RECORDS TO PROCESS:
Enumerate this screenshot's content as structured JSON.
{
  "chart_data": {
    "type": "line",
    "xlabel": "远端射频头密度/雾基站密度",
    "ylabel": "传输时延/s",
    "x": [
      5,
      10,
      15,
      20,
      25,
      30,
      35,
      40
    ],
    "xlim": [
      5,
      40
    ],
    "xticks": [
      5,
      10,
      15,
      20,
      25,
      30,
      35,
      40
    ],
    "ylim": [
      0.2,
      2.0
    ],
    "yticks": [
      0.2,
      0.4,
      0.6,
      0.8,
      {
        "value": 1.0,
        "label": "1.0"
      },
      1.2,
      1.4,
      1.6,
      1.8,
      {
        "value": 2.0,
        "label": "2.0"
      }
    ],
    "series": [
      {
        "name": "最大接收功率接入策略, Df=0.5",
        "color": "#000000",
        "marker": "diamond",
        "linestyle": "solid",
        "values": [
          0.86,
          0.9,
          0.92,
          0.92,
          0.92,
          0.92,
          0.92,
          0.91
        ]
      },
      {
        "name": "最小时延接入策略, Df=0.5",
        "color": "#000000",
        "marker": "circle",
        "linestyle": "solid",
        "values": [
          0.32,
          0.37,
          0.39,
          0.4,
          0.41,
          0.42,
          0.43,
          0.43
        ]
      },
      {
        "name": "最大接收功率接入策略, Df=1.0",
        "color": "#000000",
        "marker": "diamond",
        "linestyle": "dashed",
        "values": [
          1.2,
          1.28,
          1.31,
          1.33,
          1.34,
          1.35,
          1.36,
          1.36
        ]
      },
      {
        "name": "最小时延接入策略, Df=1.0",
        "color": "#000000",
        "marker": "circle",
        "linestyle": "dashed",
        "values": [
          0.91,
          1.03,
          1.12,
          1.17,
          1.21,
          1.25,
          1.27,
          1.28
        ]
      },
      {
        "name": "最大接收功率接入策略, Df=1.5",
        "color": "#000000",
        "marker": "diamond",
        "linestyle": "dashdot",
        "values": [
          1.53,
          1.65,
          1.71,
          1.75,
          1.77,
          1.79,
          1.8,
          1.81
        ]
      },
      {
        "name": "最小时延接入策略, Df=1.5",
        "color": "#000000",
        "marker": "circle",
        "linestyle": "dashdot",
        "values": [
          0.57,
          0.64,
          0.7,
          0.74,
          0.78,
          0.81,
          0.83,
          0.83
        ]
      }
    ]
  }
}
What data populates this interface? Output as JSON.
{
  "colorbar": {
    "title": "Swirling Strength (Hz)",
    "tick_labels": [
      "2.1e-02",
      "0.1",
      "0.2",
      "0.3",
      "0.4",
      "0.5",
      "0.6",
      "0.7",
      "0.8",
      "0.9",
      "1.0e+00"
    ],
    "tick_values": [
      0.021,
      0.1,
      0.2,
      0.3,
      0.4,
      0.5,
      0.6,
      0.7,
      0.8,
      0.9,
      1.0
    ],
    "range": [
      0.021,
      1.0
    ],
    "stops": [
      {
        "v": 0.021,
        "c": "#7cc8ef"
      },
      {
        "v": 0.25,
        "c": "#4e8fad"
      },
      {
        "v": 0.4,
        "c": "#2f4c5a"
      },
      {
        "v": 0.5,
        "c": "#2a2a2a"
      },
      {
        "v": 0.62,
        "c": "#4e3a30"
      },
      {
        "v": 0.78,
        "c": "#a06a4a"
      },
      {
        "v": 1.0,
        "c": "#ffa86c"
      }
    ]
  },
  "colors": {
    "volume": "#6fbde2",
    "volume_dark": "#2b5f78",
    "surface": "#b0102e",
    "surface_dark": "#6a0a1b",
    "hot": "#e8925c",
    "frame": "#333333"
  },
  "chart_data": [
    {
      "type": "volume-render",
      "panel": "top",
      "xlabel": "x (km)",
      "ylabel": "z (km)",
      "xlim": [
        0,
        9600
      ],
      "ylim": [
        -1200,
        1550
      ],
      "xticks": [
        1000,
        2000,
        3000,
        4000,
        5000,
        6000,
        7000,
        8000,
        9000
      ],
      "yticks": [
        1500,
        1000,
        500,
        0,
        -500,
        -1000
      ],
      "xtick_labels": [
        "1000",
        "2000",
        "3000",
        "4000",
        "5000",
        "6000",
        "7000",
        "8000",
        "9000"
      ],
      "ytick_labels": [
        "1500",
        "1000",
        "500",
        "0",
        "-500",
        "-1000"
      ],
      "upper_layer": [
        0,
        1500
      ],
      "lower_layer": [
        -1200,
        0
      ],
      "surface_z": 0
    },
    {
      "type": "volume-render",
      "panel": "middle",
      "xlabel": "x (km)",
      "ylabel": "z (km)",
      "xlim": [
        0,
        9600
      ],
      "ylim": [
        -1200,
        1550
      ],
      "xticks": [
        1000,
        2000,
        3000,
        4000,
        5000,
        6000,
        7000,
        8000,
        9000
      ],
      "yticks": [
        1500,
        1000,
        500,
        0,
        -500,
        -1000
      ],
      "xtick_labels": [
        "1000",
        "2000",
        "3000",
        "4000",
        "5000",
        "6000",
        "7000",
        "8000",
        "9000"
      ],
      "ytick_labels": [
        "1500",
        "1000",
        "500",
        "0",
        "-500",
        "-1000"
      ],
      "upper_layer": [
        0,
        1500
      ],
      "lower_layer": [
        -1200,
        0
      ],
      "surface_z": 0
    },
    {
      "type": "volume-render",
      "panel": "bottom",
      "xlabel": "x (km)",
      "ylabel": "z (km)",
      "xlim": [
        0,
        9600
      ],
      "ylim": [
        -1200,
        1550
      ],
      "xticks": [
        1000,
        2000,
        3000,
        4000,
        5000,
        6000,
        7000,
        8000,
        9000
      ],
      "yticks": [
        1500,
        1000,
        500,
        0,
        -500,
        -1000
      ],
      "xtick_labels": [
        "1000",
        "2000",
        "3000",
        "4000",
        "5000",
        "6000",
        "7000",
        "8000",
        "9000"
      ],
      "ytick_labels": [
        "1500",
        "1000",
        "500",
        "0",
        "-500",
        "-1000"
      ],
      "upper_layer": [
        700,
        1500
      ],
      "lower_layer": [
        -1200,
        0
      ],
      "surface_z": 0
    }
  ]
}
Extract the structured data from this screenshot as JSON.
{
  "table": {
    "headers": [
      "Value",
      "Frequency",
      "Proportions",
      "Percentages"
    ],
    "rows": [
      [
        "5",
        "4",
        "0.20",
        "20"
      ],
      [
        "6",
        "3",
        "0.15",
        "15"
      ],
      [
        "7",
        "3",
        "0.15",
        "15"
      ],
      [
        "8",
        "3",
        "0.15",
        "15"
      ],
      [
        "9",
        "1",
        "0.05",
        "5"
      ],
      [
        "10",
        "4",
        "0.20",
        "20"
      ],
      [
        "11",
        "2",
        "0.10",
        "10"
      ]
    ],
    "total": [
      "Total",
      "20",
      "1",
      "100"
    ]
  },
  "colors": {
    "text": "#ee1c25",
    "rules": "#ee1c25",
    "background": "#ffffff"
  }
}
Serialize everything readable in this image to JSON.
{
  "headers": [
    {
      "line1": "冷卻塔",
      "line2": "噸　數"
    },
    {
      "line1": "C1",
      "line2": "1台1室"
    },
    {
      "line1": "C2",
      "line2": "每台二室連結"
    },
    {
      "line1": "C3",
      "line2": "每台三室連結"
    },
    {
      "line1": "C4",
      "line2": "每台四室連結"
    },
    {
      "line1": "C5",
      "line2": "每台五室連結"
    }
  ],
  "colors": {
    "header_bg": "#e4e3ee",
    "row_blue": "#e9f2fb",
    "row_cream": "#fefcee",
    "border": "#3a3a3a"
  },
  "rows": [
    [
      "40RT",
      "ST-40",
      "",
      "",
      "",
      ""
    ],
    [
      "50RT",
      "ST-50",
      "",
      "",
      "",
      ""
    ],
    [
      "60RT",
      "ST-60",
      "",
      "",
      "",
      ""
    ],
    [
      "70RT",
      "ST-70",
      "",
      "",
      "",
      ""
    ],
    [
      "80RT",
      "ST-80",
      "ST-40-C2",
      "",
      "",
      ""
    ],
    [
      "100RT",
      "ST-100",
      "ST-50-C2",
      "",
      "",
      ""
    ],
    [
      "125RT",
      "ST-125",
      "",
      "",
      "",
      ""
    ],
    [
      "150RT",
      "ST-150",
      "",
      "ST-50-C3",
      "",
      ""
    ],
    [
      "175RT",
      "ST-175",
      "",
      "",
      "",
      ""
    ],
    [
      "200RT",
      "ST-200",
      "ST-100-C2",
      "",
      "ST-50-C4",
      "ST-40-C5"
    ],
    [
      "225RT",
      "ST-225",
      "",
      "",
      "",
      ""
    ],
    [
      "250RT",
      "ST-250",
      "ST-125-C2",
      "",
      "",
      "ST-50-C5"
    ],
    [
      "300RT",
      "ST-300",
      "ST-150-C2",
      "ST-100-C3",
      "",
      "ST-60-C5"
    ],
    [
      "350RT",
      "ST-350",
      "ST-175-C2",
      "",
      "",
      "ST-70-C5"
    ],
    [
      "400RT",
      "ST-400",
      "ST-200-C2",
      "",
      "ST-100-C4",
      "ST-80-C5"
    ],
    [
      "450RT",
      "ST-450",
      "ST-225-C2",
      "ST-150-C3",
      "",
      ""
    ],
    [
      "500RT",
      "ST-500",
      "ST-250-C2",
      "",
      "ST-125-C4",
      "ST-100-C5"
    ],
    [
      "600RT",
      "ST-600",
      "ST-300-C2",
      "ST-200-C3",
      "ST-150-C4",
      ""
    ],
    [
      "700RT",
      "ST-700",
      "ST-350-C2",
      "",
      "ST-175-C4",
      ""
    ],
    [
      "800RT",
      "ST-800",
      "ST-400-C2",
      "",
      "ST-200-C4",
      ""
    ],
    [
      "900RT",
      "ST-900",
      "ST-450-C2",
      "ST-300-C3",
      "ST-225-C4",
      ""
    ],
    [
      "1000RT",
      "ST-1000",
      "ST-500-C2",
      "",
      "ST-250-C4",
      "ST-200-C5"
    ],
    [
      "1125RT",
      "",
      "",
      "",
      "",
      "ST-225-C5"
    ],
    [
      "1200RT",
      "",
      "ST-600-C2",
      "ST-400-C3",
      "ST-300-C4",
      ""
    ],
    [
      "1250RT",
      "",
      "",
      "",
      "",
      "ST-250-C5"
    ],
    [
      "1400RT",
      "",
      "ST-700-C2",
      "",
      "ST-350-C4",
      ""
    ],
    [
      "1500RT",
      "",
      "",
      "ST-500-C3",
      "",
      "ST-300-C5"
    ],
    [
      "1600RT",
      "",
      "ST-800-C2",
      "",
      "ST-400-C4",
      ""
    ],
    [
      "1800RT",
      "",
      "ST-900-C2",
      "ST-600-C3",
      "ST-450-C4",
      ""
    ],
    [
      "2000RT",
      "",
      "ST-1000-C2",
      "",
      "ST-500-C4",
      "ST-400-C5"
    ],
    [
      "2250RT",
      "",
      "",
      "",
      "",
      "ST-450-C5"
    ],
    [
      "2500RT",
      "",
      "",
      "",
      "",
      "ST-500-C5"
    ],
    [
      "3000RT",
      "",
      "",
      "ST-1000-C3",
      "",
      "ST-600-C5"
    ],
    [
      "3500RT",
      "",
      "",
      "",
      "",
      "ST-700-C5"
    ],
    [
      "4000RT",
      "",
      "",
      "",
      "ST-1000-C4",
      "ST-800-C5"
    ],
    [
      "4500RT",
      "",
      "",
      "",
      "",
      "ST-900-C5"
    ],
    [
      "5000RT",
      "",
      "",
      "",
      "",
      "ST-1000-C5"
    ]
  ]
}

PROBLEM TO WORK ON: Scan the lines for the string "this". Copy out each line that matches.

CORRECT OUTPUT:
Enumerate this screenshot's content as structured JSON.
What data populates this interface? Output as JSON.
Extract the structured data from this screenshot as JSON.
Serialize everything readable in this image to JSON.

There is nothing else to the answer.